## Supplied data
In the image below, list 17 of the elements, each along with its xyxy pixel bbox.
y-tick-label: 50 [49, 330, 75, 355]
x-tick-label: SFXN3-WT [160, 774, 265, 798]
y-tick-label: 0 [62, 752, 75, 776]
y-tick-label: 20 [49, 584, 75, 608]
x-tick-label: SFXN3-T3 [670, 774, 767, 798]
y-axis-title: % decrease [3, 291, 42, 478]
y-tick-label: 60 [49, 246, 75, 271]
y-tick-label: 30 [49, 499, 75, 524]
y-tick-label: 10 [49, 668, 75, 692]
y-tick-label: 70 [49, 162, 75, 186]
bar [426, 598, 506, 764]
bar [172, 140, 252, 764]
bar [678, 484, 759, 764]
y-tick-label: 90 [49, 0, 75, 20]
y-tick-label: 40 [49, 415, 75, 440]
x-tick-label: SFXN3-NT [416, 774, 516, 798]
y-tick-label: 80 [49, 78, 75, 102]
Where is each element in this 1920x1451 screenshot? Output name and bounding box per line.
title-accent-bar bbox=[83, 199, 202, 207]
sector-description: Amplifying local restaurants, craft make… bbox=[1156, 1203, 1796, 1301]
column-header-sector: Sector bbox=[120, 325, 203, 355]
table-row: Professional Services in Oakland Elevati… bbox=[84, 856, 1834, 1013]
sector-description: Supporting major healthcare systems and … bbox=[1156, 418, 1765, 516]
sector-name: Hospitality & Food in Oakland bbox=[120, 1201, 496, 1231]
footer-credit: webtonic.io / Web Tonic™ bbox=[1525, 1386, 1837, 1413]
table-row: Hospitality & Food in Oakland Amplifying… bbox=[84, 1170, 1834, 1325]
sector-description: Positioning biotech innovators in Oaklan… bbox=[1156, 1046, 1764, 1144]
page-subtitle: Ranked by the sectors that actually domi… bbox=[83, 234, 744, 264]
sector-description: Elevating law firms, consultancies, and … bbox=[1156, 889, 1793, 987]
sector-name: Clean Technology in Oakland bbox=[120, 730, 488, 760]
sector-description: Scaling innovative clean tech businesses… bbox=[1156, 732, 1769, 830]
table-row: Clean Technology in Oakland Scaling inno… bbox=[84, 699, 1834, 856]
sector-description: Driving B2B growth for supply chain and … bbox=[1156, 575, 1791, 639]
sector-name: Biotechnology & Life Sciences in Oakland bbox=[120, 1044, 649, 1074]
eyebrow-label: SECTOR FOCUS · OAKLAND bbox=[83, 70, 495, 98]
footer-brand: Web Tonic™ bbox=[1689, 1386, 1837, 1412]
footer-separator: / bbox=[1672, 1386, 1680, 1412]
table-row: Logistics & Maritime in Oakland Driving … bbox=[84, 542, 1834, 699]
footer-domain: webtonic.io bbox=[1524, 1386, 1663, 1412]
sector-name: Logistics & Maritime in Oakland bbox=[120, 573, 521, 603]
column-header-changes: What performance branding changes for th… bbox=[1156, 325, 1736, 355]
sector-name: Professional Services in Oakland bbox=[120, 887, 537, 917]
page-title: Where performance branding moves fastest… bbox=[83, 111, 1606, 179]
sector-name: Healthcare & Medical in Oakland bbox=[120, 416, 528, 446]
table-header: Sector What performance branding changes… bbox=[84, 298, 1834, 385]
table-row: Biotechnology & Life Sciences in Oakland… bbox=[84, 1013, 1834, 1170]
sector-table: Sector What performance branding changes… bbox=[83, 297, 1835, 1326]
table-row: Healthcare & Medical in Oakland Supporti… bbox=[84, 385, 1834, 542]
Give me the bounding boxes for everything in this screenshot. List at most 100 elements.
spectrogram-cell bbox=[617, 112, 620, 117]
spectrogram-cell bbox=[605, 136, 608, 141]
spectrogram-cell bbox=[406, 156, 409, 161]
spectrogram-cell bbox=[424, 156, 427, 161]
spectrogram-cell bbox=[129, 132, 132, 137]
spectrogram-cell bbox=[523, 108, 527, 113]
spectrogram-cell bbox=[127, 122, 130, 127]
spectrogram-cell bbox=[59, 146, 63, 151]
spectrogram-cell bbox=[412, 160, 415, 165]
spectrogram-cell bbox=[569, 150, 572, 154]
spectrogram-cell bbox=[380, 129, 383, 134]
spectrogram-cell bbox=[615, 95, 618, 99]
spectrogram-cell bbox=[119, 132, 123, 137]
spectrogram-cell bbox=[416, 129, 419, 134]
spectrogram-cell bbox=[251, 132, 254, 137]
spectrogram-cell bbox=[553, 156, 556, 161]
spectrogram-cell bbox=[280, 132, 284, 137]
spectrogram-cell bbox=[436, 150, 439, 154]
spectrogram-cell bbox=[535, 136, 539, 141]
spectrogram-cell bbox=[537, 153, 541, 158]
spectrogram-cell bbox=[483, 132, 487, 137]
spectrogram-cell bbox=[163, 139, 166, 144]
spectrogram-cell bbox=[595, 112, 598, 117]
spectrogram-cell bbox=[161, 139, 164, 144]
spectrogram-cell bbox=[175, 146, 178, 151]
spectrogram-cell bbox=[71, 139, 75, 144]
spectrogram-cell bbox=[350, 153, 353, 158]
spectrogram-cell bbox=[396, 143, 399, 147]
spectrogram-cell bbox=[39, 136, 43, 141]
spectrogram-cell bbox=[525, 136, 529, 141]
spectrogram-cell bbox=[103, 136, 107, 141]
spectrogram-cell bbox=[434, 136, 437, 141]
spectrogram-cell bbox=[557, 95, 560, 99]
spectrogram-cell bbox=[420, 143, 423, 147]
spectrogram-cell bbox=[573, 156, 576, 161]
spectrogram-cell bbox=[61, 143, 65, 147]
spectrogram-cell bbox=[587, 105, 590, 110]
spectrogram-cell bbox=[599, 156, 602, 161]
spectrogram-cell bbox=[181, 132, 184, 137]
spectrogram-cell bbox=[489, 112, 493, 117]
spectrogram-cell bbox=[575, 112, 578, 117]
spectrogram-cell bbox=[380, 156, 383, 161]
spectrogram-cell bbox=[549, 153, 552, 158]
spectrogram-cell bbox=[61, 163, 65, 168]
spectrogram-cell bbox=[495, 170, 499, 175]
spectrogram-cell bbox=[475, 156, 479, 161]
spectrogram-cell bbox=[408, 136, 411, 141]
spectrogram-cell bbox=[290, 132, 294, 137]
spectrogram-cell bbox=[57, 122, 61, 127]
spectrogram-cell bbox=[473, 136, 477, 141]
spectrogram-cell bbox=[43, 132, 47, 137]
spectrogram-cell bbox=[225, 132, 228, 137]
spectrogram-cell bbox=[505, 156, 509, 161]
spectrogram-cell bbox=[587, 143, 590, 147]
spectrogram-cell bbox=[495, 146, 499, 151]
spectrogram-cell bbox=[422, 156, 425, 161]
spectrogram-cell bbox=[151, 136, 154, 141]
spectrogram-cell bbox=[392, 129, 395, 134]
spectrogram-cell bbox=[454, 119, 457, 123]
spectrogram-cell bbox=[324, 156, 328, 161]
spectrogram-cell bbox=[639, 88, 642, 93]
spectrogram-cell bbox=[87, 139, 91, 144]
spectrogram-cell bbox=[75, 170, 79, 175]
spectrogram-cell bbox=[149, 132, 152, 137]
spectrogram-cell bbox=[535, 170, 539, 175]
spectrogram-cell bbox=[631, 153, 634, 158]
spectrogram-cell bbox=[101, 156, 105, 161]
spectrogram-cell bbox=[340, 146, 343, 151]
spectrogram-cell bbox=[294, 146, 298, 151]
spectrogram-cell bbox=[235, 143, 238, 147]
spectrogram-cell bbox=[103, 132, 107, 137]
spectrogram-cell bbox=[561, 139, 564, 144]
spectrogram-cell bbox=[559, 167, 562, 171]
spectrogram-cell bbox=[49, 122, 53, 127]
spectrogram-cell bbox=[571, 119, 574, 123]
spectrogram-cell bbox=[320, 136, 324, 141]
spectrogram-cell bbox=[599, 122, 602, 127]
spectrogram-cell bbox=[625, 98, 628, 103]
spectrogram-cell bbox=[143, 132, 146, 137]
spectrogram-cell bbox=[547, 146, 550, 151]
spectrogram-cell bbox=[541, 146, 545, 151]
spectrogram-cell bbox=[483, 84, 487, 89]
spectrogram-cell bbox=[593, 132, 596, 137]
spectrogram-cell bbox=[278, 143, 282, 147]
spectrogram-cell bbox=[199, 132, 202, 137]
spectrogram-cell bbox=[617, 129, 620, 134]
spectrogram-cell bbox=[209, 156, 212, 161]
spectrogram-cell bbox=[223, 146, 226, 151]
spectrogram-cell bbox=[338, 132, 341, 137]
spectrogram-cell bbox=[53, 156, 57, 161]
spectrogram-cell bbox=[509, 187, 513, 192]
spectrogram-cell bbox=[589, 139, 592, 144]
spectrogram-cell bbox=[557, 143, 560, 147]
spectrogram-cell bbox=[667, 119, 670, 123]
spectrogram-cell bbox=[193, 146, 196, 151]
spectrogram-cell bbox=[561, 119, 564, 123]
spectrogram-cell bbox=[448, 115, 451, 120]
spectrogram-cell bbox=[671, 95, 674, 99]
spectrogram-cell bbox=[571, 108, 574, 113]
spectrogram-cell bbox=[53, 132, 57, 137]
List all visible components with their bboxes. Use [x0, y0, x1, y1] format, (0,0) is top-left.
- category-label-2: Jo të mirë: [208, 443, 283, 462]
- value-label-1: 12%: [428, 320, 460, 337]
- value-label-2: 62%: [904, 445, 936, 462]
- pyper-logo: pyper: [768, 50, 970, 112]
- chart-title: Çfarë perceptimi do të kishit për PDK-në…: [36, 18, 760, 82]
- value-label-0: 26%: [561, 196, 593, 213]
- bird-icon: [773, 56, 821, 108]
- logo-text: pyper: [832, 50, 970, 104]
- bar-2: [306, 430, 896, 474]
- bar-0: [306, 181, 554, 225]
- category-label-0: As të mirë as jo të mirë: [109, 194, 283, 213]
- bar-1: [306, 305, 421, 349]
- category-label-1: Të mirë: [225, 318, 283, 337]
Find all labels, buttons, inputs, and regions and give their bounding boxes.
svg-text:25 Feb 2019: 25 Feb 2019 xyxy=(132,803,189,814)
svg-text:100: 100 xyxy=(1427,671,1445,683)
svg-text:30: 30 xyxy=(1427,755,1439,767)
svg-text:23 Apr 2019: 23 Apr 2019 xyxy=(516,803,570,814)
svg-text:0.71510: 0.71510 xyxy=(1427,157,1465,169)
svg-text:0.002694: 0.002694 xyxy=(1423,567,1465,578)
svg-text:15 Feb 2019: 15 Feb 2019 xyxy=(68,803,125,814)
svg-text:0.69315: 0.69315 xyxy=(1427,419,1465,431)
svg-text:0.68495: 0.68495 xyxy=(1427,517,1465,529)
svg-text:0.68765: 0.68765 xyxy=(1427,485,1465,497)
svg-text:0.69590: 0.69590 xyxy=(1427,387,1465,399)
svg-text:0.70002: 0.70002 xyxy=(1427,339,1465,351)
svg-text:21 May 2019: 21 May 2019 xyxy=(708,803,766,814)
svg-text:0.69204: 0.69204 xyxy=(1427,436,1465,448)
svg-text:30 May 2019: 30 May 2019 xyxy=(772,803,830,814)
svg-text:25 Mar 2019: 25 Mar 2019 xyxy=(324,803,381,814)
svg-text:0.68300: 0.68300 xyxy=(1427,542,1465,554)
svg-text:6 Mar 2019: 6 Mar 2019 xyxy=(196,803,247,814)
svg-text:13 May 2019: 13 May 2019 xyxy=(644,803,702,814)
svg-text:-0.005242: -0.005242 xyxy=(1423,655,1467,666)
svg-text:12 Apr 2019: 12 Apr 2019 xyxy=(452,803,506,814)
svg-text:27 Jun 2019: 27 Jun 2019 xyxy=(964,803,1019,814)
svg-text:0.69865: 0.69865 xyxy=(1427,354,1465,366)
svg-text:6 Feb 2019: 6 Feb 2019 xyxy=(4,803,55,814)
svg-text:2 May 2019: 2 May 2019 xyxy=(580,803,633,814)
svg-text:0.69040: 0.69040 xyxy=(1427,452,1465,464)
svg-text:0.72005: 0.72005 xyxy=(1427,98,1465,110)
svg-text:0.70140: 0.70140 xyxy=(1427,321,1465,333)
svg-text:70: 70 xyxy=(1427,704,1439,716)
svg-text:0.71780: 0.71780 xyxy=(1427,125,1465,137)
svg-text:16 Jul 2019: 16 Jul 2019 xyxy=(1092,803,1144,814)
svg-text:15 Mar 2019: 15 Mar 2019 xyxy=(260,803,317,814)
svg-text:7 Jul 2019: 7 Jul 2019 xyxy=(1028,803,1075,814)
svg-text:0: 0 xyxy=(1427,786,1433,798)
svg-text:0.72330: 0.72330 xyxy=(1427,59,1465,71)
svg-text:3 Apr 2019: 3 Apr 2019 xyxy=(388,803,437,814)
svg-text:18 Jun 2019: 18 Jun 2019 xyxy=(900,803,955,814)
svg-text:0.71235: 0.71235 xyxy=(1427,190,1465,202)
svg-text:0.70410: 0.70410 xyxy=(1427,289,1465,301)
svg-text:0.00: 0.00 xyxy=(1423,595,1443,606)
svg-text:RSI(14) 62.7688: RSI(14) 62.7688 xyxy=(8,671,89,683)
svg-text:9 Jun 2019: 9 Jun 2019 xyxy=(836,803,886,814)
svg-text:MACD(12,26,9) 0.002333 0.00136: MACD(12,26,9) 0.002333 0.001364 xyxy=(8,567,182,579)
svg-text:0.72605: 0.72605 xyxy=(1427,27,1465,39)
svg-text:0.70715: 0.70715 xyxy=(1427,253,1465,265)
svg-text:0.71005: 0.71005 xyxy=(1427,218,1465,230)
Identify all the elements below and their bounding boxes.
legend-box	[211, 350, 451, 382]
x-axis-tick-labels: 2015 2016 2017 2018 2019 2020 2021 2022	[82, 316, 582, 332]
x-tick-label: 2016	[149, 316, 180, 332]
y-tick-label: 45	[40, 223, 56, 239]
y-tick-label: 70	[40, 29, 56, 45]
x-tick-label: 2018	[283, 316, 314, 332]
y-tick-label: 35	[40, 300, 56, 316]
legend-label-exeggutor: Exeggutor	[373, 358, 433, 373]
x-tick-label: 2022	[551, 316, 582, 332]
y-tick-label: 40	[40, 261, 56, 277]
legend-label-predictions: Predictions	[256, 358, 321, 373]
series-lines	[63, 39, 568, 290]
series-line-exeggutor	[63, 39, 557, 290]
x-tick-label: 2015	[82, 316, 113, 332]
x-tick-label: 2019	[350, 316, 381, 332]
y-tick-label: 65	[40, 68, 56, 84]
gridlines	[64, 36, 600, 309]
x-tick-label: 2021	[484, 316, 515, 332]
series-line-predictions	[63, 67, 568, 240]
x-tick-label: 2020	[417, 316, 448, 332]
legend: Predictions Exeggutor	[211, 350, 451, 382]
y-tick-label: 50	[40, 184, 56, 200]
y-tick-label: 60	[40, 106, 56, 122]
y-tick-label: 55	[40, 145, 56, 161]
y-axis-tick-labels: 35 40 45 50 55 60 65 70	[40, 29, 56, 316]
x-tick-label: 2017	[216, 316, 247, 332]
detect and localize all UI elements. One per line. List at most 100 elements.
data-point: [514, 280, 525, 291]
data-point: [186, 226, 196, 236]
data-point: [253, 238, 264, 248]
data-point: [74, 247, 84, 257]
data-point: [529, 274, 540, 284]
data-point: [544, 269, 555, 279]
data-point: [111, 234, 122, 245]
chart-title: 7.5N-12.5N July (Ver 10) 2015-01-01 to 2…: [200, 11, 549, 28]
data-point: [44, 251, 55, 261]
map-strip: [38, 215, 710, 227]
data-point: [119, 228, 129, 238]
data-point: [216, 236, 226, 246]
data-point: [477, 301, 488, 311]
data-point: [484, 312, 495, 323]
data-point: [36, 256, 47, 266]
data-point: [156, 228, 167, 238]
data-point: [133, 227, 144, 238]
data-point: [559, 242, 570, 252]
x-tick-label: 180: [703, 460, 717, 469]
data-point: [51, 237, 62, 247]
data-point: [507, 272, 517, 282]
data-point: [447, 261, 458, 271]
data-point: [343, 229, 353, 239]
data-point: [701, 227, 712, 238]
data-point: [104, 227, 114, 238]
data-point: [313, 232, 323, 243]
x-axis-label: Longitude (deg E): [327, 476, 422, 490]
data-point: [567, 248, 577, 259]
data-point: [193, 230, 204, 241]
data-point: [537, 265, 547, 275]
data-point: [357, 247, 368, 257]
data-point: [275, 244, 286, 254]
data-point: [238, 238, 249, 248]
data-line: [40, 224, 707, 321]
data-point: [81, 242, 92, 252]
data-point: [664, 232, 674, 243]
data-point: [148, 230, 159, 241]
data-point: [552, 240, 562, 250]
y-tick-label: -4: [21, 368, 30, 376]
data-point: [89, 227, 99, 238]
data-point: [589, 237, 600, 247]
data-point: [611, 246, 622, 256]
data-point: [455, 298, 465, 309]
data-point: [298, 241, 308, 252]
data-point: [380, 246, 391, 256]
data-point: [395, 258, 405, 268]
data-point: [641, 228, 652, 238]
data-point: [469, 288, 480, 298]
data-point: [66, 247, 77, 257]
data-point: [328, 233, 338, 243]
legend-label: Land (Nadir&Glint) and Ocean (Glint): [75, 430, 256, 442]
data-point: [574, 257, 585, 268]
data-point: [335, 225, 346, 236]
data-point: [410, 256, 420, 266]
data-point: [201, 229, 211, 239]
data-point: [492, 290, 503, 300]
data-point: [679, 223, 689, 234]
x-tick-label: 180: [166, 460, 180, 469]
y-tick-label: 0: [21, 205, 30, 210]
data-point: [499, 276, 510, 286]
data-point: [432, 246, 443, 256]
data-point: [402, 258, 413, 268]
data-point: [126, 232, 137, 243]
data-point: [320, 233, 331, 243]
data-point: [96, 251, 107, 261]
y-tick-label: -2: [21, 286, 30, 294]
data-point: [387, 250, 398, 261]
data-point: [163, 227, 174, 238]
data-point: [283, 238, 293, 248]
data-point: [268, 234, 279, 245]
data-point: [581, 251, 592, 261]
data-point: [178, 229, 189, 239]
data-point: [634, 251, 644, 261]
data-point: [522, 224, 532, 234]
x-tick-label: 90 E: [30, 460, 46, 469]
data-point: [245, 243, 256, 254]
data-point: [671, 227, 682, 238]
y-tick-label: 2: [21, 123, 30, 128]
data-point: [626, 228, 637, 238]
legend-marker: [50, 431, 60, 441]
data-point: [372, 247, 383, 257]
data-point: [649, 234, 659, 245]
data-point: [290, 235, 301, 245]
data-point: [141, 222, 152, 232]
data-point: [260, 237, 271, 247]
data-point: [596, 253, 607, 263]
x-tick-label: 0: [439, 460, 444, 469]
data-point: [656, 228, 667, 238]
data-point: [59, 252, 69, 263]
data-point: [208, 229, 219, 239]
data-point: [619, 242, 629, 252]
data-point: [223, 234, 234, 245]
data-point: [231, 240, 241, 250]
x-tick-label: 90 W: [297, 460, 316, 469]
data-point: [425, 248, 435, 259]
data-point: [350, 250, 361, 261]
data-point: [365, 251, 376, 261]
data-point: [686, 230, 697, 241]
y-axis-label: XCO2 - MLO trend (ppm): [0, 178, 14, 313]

## Given instruction
In the data from the beginning through the line containing "y-tick-label: 80 [49, 78, 75, 102]", rename every "bar" to "column" and write those lines out again with nothing else changed.

## Solution to this task
In the image below, list 17 of the elements, each along with its xyxy pixel bbox.
y-tick-label: 50 [49, 330, 75, 355]
x-tick-label: SFXN3-WT [160, 774, 265, 798]
y-tick-label: 0 [62, 752, 75, 776]
y-tick-label: 20 [49, 584, 75, 608]
x-tick-label: SFXN3-T3 [670, 774, 767, 798]
y-axis-title: % decrease [3, 291, 42, 478]
y-tick-label: 60 [49, 246, 75, 271]
y-tick-label: 30 [49, 499, 75, 524]
y-tick-label: 10 [49, 668, 75, 692]
y-tick-label: 70 [49, 162, 75, 186]
column [426, 598, 506, 764]
column [172, 140, 252, 764]
column [678, 484, 759, 764]
y-tick-label: 90 [49, 0, 75, 20]
y-tick-label: 40 [49, 415, 75, 440]
x-tick-label: SFXN3-NT [416, 774, 516, 798]
y-tick-label: 80 [49, 78, 75, 102]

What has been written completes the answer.